* _Text segment_:
..............................
OFA Workshop in Austin to Put Spotlight on InfiniBand and RoCE

In this special guest feature, Bill Lee from IBTA writes that the upcoming Open Fabrics Workshop in Austin will feature a number of talks on the latest in InfiniBand and RoCE technologies.

Bill Lee is Chair of the Marketing Working Group at IBTA

The OpenFabrics Alliance (OFA) Workshop is an annual event devoted to advancing the state of the art in networking. The workshop is known for showcasing a broad range of topics all related to network technology and deployment through an interactive, community-driven event. The comprehensive event includes a rich program made up of more than 50 sessions covering a variety of critical networking topics, which range from current deployments of RDMA to new and advanced network technologies.

Update: View the Final Agenda with a full list of abstracts.
..............................
* _Raw data_:
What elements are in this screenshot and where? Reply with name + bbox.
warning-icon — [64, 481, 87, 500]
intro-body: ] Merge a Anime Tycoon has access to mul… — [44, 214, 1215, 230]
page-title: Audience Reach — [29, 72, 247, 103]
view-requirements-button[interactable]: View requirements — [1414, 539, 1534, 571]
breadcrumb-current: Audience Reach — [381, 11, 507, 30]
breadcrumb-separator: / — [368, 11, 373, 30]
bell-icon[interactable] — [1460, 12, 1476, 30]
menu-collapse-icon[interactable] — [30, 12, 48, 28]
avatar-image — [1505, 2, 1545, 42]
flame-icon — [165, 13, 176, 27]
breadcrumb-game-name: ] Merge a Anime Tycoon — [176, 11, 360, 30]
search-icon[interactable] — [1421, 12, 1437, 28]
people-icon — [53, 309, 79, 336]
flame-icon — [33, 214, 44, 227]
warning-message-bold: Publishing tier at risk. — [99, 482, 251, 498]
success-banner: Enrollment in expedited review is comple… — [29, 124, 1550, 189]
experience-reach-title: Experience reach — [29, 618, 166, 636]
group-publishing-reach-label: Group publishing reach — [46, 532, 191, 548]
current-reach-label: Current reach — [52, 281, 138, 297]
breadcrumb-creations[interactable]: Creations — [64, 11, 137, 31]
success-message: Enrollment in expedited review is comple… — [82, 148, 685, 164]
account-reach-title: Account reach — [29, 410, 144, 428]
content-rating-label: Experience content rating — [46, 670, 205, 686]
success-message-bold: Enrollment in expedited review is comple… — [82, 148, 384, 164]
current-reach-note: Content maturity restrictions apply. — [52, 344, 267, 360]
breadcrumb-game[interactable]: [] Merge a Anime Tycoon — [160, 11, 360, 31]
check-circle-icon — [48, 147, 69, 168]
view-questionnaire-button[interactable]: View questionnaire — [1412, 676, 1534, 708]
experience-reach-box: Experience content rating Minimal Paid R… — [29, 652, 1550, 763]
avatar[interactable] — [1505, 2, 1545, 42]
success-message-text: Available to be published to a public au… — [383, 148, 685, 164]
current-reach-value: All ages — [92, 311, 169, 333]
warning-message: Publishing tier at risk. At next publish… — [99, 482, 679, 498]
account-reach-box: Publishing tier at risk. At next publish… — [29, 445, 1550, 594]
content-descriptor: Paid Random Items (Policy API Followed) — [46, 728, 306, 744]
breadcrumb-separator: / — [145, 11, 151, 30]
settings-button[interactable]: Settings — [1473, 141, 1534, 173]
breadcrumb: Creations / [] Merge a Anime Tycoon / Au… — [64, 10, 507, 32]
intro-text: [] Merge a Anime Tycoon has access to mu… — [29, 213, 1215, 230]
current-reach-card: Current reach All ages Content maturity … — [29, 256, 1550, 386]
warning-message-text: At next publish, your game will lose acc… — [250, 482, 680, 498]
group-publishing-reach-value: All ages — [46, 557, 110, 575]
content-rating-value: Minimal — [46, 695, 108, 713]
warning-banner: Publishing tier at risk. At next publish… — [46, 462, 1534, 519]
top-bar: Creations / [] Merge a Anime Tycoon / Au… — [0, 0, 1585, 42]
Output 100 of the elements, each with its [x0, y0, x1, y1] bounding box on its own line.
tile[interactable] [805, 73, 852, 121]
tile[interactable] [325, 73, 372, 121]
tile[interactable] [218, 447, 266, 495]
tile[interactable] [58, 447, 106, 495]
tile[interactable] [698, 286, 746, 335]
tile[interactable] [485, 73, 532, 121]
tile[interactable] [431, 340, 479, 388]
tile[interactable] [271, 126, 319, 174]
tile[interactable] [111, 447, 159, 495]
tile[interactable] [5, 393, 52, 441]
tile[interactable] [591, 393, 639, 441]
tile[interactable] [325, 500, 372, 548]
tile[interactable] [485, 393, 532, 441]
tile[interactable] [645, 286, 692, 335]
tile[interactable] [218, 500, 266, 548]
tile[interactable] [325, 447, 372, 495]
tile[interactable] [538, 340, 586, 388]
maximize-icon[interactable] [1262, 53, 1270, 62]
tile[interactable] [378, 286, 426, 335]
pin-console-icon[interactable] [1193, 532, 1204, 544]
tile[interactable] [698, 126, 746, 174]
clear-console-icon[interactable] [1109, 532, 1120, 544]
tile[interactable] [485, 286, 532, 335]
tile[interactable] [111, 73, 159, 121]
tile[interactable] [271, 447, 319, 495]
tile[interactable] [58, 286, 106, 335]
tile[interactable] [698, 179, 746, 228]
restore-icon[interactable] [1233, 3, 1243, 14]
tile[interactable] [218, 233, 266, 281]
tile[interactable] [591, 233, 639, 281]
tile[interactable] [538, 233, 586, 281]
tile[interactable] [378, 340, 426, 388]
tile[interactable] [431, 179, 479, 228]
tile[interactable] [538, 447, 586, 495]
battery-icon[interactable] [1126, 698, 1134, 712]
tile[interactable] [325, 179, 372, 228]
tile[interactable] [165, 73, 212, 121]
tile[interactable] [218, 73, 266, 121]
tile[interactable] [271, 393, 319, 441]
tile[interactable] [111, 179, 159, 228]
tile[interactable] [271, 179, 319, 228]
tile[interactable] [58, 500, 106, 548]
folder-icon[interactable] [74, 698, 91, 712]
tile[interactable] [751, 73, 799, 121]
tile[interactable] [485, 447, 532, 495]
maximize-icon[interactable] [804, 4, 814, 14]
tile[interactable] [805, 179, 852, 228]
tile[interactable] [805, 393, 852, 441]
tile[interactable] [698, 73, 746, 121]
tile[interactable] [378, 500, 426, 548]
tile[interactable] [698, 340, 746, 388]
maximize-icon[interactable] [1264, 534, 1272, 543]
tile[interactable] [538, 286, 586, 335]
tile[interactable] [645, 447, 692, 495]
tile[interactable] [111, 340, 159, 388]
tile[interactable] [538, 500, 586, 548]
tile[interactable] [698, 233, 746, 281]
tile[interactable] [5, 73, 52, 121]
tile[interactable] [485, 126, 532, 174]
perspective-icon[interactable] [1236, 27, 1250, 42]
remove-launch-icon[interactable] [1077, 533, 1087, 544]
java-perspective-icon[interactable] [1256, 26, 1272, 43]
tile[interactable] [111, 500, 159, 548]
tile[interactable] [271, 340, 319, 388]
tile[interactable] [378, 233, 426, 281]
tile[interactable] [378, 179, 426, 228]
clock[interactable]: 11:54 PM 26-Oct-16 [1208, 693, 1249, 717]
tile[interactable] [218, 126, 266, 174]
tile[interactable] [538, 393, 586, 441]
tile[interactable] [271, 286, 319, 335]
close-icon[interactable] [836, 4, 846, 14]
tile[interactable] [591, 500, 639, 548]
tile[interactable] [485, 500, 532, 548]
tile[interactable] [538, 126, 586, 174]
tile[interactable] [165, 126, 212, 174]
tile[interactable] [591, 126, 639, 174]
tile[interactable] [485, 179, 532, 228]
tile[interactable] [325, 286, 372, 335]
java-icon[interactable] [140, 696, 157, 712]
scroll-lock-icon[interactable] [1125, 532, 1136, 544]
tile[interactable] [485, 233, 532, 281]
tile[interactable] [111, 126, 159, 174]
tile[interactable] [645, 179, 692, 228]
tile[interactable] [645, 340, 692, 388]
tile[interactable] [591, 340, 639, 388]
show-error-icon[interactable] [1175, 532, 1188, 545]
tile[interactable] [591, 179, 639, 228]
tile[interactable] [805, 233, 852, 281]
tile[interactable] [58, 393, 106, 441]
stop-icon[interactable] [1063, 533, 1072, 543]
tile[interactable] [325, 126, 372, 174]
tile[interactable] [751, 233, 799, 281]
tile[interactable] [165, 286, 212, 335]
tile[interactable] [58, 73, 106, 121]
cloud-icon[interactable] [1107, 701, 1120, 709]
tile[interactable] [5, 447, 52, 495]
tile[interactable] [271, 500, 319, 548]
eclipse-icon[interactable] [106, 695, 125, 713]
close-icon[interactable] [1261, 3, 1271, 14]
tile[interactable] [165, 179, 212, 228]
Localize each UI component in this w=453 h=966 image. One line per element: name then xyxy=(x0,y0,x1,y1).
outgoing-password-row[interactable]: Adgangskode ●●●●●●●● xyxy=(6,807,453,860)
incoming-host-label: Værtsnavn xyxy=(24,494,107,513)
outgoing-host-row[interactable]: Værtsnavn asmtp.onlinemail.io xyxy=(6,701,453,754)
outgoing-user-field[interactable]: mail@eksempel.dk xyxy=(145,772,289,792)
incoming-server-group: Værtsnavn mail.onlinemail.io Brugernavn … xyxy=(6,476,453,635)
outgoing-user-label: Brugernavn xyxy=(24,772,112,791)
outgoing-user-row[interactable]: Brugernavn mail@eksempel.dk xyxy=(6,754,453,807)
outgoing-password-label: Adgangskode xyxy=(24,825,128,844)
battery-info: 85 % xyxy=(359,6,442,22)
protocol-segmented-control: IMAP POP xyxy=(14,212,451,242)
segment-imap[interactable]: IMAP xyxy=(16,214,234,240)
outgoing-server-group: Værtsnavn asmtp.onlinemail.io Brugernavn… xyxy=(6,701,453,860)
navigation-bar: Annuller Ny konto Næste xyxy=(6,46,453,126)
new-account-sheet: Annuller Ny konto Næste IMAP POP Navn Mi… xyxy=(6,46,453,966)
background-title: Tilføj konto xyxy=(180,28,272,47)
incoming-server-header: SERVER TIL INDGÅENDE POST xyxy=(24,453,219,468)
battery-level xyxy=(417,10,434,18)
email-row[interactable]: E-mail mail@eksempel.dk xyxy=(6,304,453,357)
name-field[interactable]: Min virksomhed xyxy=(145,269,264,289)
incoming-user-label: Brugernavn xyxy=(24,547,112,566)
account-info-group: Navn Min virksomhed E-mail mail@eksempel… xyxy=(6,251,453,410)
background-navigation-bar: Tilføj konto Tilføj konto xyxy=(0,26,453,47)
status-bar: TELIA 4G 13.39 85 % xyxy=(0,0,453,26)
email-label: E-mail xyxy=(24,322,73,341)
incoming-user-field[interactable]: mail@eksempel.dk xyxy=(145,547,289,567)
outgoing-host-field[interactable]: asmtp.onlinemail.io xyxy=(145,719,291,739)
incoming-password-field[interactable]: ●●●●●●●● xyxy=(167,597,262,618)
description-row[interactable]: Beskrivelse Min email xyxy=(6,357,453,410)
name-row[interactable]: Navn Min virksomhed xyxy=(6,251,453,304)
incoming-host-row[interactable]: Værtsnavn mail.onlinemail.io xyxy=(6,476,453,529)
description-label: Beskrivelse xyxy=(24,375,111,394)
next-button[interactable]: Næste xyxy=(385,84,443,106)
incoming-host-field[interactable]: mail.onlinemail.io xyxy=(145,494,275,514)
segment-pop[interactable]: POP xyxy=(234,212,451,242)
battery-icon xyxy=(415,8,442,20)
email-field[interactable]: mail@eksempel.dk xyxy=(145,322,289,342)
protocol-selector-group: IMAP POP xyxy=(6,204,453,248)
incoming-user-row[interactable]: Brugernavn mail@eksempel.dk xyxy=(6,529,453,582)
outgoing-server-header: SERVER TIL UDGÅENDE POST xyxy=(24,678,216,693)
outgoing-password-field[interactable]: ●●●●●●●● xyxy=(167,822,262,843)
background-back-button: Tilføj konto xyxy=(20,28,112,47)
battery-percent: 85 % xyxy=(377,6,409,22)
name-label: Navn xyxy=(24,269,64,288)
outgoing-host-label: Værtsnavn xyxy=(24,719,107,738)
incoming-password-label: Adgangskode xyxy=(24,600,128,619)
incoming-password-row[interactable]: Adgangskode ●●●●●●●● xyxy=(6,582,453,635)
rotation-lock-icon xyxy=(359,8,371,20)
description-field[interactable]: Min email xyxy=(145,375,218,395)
..............................
* _Written exercise_: Carry on the article about the OFA Workshop in Austin from its last line.

* _Response_:
This year’s workshop program will also feature some notable sessions that showcase the latest developments happening for InfiniBand and RoCE technology. Below are is the collection of OFA Workshop 2017 sessions that we recommend you check out:

Developer Experiences of the First Paravirtual RDMA Provider and Other RDMA Updates, Presented by Adit Ranadive, VMware. VMware’s Paravirtual RDMA (PVRDMA) device is a new NIC in vSphere 6.5 that allows VMs in a cluster to communicate using Remote Direct Memory Access (RDMA), while maintaining latencies and bandwidth close to that of physical hardware. Recently, the PVRDMA driver was accepted as part of the Linux 4.10 kernel and our user-library was added as part of the new rdma-core package. In this session, we will provide a brief overview of our PVRDMA design and capabilities. Next, we will discuss our development approach and challenges for joint device and driver development. Further, we will highlight our experience for upstreaming the driver and library with the new changes to the core RDMA stack. We will provide an update on the performance of the PVRDMA device along with upcoming updates to the device capabilities. Finally, we will provide new results on the performance achieved by several HPC applications using VM DirectPath I/O. This session seeks to engage the audience in discussions on: 1) new RDMA provider development and acceptance, and 2) hardware support for RDMA virtualization.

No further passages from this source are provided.